▶ [Short exercise]: Reproduce every record below exactly as written, leaving out any pictures.

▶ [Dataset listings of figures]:
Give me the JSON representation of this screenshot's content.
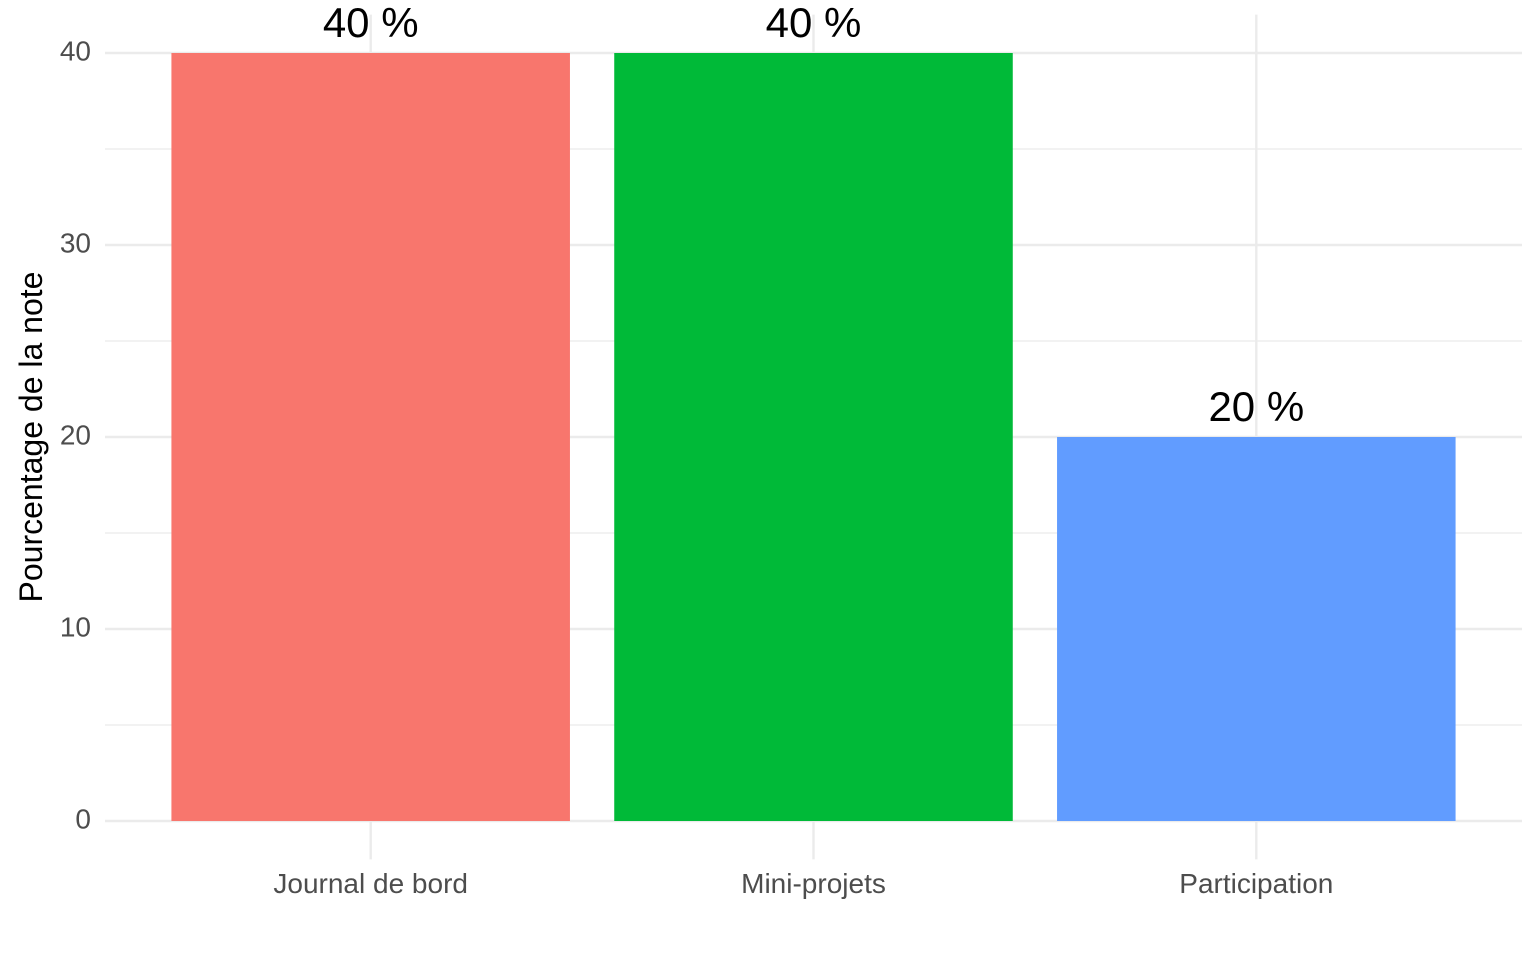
{
  "chart_data": {
    "type": "bar",
    "y_axis_label": "Pourcentage de la note",
    "categories": [
      "Journal de bord",
      "Mini-projets",
      "Participation"
    ],
    "values": [
      40,
      40,
      20
    ],
    "value_labels": [
      "40 %",
      "40 %",
      "20 %"
    ],
    "colors": [
      "#f8766d",
      "#00ba38",
      "#619cff"
    ],
    "ylim": [
      -2,
      42
    ],
    "yticks": [
      0,
      10,
      20,
      30,
      40
    ],
    "minor_yticks": [
      5,
      15,
      25,
      35
    ],
    "grid": true
  }
}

▶ [Response below]:
Give me the JSON representation of this screenshot's content.
{
  "chart_data": {
    "type": "bar",
    "y_axis_label": "Pourcentage de la note",
    "categories": [
      "Journal de bord",
      "Mini-projets",
      "Participation"
    ],
    "values": [
      40,
      40,
      20
    ],
    "value_labels": [
      "40 %",
      "40 %",
      "20 %"
    ],
    "colors": [
      "#f8766d",
      "#00ba38",
      "#619cff"
    ],
    "ylim": [
      -2,
      42
    ],
    "yticks": [
      0,
      10,
      20,
      30,
      40
    ],
    "minor_yticks": [
      5,
      15,
      25,
      35
    ],
    "grid": true
  }
}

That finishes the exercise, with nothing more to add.